#### [Data supplied]
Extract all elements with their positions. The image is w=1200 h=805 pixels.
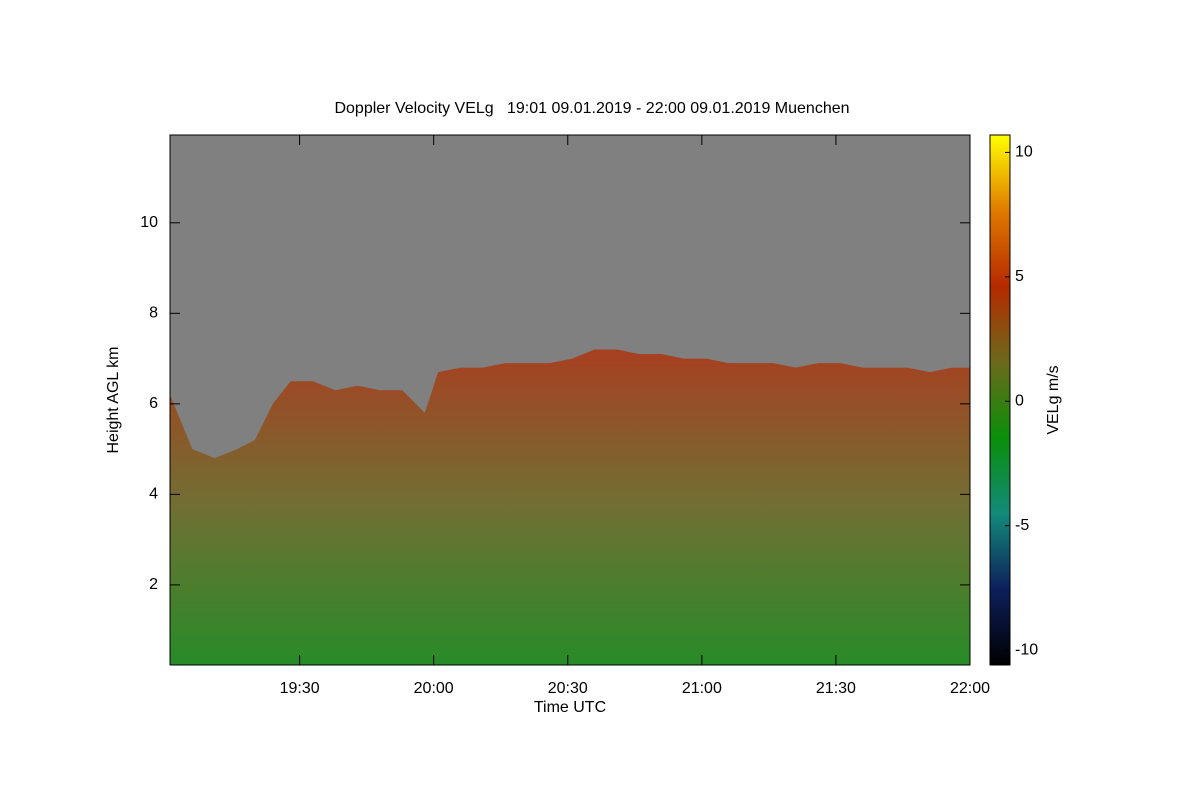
colorbar-tick-label: -5 [1015, 517, 1029, 534]
colorbar-label: VELg m/s [1045, 365, 1062, 434]
x-axis-label: Time UTC [534, 699, 606, 716]
plot-frame [169, 134, 971, 666]
y-axis-label: Height AGL km [105, 346, 122, 453]
colorbar-tick-label: 0 [1015, 392, 1024, 409]
x-tick-label: 21:30 [816, 680, 856, 697]
y-tick-label: 6 [149, 395, 158, 412]
colorbar-tick-label: -10 [1015, 641, 1038, 658]
chart-title: Doppler Velocity VELg 19:01 09.01.2019 -… [334, 100, 849, 117]
x-tick-label: 19:30 [280, 680, 320, 697]
y-tick-label: 4 [149, 486, 158, 503]
echo-area [170, 349, 970, 665]
colorbar [989, 134, 1011, 666]
colorbar-tick-label: 5 [1015, 268, 1024, 285]
y-tick-label: 10 [140, 214, 158, 231]
x-tick-label: 22:00 [950, 680, 990, 697]
x-tick-label: 20:30 [548, 680, 588, 697]
x-tick-label: 20:00 [414, 680, 454, 697]
colorbar-tick-label: 10 [1015, 144, 1033, 161]
x-tick-label: 21:00 [682, 680, 722, 697]
y-tick-label: 2 [149, 576, 158, 593]
y-tick-label: 8 [149, 305, 158, 322]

#### [Required task]
Please put the lines above into a JSON list of strings, one string per line, with blank lines dropped. Leave the pictures out of the list.

#### [Answer to this problem]
[
  "Extract all elements with their positions. The image is w=1200 h=805 pixels.",
  "colorbar-tick-label: -5 [1015, 517, 1029, 534]",
  "colorbar-label: VELg m/s [1045, 365, 1062, 434]",
  "x-axis-label: Time UTC [534, 699, 606, 716]",
  "plot-frame [169, 134, 971, 666]",
  "y-axis-label: Height AGL km [105, 346, 122, 453]",
  "colorbar-tick-label: 0 [1015, 392, 1024, 409]",
  "x-tick-label: 21:30 [816, 680, 856, 697]",
  "y-tick-label: 6 [149, 395, 158, 412]",
  "colorbar-tick-label: -10 [1015, 641, 1038, 658]",
  "chart-title: Doppler Velocity VELg 19:01 09.01.2019 -… [334, 100, 849, 117]",
  "x-tick-label: 19:30 [280, 680, 320, 697]",
  "y-tick-label: 4 [149, 486, 158, 503]",
  "echo-area [170, 349, 970, 665]",
  "colorbar [989, 134, 1011, 666]",
  "colorbar-tick-label: 5 [1015, 268, 1024, 285]",
  "y-tick-label: 10 [140, 214, 158, 231]",
  "x-tick-label: 22:00 [950, 680, 990, 697]",
  "x-tick-label: 20:30 [548, 680, 588, 697]",
  "x-tick-label: 20:00 [414, 680, 454, 697]",
  "colorbar-tick-label: 10 [1015, 144, 1033, 161]",
  "x-tick-label: 21:00 [682, 680, 722, 697]",
  "y-tick-label: 2 [149, 576, 158, 593]",
  "y-tick-label: 8 [149, 305, 158, 322]"
]